(Dataset records)
++++++++++

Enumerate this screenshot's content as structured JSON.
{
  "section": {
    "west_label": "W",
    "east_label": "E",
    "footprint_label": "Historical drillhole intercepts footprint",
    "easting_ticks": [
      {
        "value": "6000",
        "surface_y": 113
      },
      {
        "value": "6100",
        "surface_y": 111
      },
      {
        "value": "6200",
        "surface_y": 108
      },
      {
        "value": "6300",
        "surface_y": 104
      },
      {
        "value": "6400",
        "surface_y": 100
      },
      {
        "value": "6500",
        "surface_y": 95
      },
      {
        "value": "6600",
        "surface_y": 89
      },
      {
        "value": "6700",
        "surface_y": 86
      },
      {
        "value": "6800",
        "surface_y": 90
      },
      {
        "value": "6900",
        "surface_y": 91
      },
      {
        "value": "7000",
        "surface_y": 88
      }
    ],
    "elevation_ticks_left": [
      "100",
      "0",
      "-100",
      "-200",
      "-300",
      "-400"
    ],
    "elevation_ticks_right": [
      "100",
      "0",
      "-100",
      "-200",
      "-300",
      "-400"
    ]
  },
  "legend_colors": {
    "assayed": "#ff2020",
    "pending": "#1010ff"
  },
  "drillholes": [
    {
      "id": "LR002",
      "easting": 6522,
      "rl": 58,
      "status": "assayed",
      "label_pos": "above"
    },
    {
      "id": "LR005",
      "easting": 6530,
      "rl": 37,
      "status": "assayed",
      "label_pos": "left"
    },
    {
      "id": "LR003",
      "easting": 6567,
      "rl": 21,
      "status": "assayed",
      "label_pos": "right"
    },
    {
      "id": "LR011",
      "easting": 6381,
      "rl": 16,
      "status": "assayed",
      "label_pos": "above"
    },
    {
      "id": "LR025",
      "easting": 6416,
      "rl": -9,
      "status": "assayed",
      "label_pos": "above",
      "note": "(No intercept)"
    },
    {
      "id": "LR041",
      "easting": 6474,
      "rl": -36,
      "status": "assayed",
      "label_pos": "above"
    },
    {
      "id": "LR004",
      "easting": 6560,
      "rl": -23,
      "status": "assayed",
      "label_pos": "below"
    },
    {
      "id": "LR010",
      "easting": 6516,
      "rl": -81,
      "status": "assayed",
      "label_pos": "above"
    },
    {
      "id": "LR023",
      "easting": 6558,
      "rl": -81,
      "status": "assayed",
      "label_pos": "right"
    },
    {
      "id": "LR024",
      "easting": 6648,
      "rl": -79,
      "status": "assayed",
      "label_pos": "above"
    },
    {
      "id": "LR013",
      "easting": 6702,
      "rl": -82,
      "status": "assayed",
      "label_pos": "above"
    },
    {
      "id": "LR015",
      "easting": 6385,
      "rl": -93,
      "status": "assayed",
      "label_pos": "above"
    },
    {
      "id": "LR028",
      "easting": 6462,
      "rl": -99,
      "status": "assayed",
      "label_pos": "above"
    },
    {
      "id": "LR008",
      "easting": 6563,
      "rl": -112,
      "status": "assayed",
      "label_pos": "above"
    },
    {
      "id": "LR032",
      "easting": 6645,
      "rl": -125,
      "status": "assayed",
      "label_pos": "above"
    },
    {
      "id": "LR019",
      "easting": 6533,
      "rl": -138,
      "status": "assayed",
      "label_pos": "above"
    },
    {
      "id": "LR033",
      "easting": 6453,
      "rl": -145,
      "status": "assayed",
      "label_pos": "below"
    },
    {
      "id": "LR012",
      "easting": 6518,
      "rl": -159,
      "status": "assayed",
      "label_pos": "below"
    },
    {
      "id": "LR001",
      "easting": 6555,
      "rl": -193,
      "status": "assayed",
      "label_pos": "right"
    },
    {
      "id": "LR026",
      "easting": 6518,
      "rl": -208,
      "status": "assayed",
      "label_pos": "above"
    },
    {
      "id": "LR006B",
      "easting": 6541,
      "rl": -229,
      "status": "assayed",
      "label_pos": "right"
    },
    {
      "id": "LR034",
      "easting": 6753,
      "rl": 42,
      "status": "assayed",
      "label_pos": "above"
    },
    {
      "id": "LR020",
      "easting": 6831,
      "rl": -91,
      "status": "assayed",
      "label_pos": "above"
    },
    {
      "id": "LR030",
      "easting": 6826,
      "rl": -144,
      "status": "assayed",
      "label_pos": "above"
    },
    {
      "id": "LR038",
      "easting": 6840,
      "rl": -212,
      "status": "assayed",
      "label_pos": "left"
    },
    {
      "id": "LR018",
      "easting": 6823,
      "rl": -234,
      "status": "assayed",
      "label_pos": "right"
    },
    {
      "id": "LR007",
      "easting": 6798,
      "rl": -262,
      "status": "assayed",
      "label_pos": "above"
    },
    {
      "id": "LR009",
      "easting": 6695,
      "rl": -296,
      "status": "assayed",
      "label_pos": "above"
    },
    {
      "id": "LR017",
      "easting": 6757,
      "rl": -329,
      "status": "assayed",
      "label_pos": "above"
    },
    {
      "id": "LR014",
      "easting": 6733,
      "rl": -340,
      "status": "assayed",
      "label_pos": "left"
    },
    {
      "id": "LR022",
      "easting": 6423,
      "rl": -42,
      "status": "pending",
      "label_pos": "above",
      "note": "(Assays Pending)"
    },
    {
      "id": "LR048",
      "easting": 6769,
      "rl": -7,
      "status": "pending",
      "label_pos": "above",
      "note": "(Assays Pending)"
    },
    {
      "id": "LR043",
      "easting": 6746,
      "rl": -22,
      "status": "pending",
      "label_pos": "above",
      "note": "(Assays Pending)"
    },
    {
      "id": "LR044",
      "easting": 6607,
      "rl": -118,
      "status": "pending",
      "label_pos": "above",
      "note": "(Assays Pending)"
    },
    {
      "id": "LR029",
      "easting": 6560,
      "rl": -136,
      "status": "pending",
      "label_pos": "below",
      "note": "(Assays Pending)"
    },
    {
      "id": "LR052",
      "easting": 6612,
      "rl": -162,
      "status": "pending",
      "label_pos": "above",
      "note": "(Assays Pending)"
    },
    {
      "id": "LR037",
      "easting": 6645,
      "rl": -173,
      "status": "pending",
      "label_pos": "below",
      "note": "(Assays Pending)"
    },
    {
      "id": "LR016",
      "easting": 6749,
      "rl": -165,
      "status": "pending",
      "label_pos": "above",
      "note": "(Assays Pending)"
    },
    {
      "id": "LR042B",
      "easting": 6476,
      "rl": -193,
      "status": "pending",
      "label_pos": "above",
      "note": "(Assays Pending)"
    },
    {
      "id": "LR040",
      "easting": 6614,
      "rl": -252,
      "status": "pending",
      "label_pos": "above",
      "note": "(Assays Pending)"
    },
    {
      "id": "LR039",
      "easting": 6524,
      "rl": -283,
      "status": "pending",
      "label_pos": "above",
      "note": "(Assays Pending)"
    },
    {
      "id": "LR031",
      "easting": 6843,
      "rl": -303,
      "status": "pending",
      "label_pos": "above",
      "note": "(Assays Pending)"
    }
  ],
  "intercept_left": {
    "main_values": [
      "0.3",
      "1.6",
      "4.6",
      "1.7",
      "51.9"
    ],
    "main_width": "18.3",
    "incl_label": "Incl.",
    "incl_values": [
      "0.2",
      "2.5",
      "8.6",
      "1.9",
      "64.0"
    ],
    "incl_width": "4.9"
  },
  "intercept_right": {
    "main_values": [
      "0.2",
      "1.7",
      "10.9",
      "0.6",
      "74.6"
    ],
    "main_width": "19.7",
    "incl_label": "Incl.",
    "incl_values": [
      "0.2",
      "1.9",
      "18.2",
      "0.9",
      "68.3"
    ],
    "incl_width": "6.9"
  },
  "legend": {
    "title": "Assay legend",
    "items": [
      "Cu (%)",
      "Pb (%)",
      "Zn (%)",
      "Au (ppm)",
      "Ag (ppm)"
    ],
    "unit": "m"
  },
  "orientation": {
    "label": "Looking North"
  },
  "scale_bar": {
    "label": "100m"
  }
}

++++++++++

Every line of the data above should be reproduced word for word.

Enumerate this screenshot's content as structured JSON.
{
  "section": {
    "west_label": "W",
    "east_label": "E",
    "footprint_label": "Historical drillhole intercepts footprint",
    "easting_ticks": [
      {
        "value": "6000",
        "surface_y": 113
      },
      {
        "value": "6100",
        "surface_y": 111
      },
      {
        "value": "6200",
        "surface_y": 108
      },
      {
        "value": "6300",
        "surface_y": 104
      },
      {
        "value": "6400",
        "surface_y": 100
      },
      {
        "value": "6500",
        "surface_y": 95
      },
      {
        "value": "6600",
        "surface_y": 89
      },
      {
        "value": "6700",
        "surface_y": 86
      },
      {
        "value": "6800",
        "surface_y": 90
      },
      {
        "value": "6900",
        "surface_y": 91
      },
      {
        "value": "7000",
        "surface_y": 88
      }
    ],
    "elevation_ticks_left": [
      "100",
      "0",
      "-100",
      "-200",
      "-300",
      "-400"
    ],
    "elevation_ticks_right": [
      "100",
      "0",
      "-100",
      "-200",
      "-300",
      "-400"
    ]
  },
  "legend_colors": {
    "assayed": "#ff2020",
    "pending": "#1010ff"
  },
  "drillholes": [
    {
      "id": "LR002",
      "easting": 6522,
      "rl": 58,
      "status": "assayed",
      "label_pos": "above"
    },
    {
      "id": "LR005",
      "easting": 6530,
      "rl": 37,
      "status": "assayed",
      "label_pos": "left"
    },
    {
      "id": "LR003",
      "easting": 6567,
      "rl": 21,
      "status": "assayed",
      "label_pos": "right"
    },
    {
      "id": "LR011",
      "easting": 6381,
      "rl": 16,
      "status": "assayed",
      "label_pos": "above"
    },
    {
      "id": "LR025",
      "easting": 6416,
      "rl": -9,
      "status": "assayed",
      "label_pos": "above",
      "note": "(No intercept)"
    },
    {
      "id": "LR041",
      "easting": 6474,
      "rl": -36,
      "status": "assayed",
      "label_pos": "above"
    },
    {
      "id": "LR004",
      "easting": 6560,
      "rl": -23,
      "status": "assayed",
      "label_pos": "below"
    },
    {
      "id": "LR010",
      "easting": 6516,
      "rl": -81,
      "status": "assayed",
      "label_pos": "above"
    },
    {
      "id": "LR023",
      "easting": 6558,
      "rl": -81,
      "status": "assayed",
      "label_pos": "right"
    },
    {
      "id": "LR024",
      "easting": 6648,
      "rl": -79,
      "status": "assayed",
      "label_pos": "above"
    },
    {
      "id": "LR013",
      "easting": 6702,
      "rl": -82,
      "status": "assayed",
      "label_pos": "above"
    },
    {
      "id": "LR015",
      "easting": 6385,
      "rl": -93,
      "status": "assayed",
      "label_pos": "above"
    },
    {
      "id": "LR028",
      "easting": 6462,
      "rl": -99,
      "status": "assayed",
      "label_pos": "above"
    },
    {
      "id": "LR008",
      "easting": 6563,
      "rl": -112,
      "status": "assayed",
      "label_pos": "above"
    },
    {
      "id": "LR032",
      "easting": 6645,
      "rl": -125,
      "status": "assayed",
      "label_pos": "above"
    },
    {
      "id": "LR019",
      "easting": 6533,
      "rl": -138,
      "status": "assayed",
      "label_pos": "above"
    },
    {
      "id": "LR033",
      "easting": 6453,
      "rl": -145,
      "status": "assayed",
      "label_pos": "below"
    },
    {
      "id": "LR012",
      "easting": 6518,
      "rl": -159,
      "status": "assayed",
      "label_pos": "below"
    },
    {
      "id": "LR001",
      "easting": 6555,
      "rl": -193,
      "status": "assayed",
      "label_pos": "right"
    },
    {
      "id": "LR026",
      "easting": 6518,
      "rl": -208,
      "status": "assayed",
      "label_pos": "above"
    },
    {
      "id": "LR006B",
      "easting": 6541,
      "rl": -229,
      "status": "assayed",
      "label_pos": "right"
    },
    {
      "id": "LR034",
      "easting": 6753,
      "rl": 42,
      "status": "assayed",
      "label_pos": "above"
    },
    {
      "id": "LR020",
      "easting": 6831,
      "rl": -91,
      "status": "assayed",
      "label_pos": "above"
    },
    {
      "id": "LR030",
      "easting": 6826,
      "rl": -144,
      "status": "assayed",
      "label_pos": "above"
    },
    {
      "id": "LR038",
      "easting": 6840,
      "rl": -212,
      "status": "assayed",
      "label_pos": "left"
    },
    {
      "id": "LR018",
      "easting": 6823,
      "rl": -234,
      "status": "assayed",
      "label_pos": "right"
    },
    {
      "id": "LR007",
      "easting": 6798,
      "rl": -262,
      "status": "assayed",
      "label_pos": "above"
    },
    {
      "id": "LR009",
      "easting": 6695,
      "rl": -296,
      "status": "assayed",
      "label_pos": "above"
    },
    {
      "id": "LR017",
      "easting": 6757,
      "rl": -329,
      "status": "assayed",
      "label_pos": "above"
    },
    {
      "id": "LR014",
      "easting": 6733,
      "rl": -340,
      "status": "assayed",
      "label_pos": "left"
    },
    {
      "id": "LR022",
      "easting": 6423,
      "rl": -42,
      "status": "pending",
      "label_pos": "above",
      "note": "(Assays Pending)"
    },
    {
      "id": "LR048",
      "easting": 6769,
      "rl": -7,
      "status": "pending",
      "label_pos": "above",
      "note": "(Assays Pending)"
    },
    {
      "id": "LR043",
      "easting": 6746,
      "rl": -22,
      "status": "pending",
      "label_pos": "above",
      "note": "(Assays Pending)"
    },
    {
      "id": "LR044",
      "easting": 6607,
      "rl": -118,
      "status": "pending",
      "label_pos": "above",
      "note": "(Assays Pending)"
    },
    {
      "id": "LR029",
      "easting": 6560,
      "rl": -136,
      "status": "pending",
      "label_pos": "below",
      "note": "(Assays Pending)"
    },
    {
      "id": "LR052",
      "easting": 6612,
      "rl": -162,
      "status": "pending",
      "label_pos": "above",
      "note": "(Assays Pending)"
    },
    {
      "id": "LR037",
      "easting": 6645,
      "rl": -173,
      "status": "pending",
      "label_pos": "below",
      "note": "(Assays Pending)"
    },
    {
      "id": "LR016",
      "easting": 6749,
      "rl": -165,
      "status": "pending",
      "label_pos": "above",
      "note": "(Assays Pending)"
    },
    {
      "id": "LR042B",
      "easting": 6476,
      "rl": -193,
      "status": "pending",
      "label_pos": "above",
      "note": "(Assays Pending)"
    },
    {
      "id": "LR040",
      "easting": 6614,
      "rl": -252,
      "status": "pending",
      "label_pos": "above",
      "note": "(Assays Pending)"
    },
    {
      "id": "LR039",
      "easting": 6524,
      "rl": -283,
      "status": "pending",
      "label_pos": "above",
      "note": "(Assays Pending)"
    },
    {
      "id": "LR031",
      "easting": 6843,
      "rl": -303,
      "status": "pending",
      "label_pos": "above",
      "note": "(Assays Pending)"
    }
  ],
  "intercept_left": {
    "main_values": [
      "0.3",
      "1.6",
      "4.6",
      "1.7",
      "51.9"
    ],
    "main_width": "18.3",
    "incl_label": "Incl.",
    "incl_values": [
      "0.2",
      "2.5",
      "8.6",
      "1.9",
      "64.0"
    ],
    "incl_width": "4.9"
  },
  "intercept_right": {
    "main_values": [
      "0.2",
      "1.7",
      "10.9",
      "0.6",
      "74.6"
    ],
    "main_width": "19.7",
    "incl_label": "Incl.",
    "incl_values": [
      "0.2",
      "1.9",
      "18.2",
      "0.9",
      "68.3"
    ],
    "incl_width": "6.9"
  },
  "legend": {
    "title": "Assay legend",
    "items": [
      "Cu (%)",
      "Pb (%)",
      "Zn (%)",
      "Au (ppm)",
      "Ag (ppm)"
    ],
    "unit": "m"
  },
  "orientation": {
    "label": "Looking North"
  },
  "scale_bar": {
    "label": "100m"
  }
}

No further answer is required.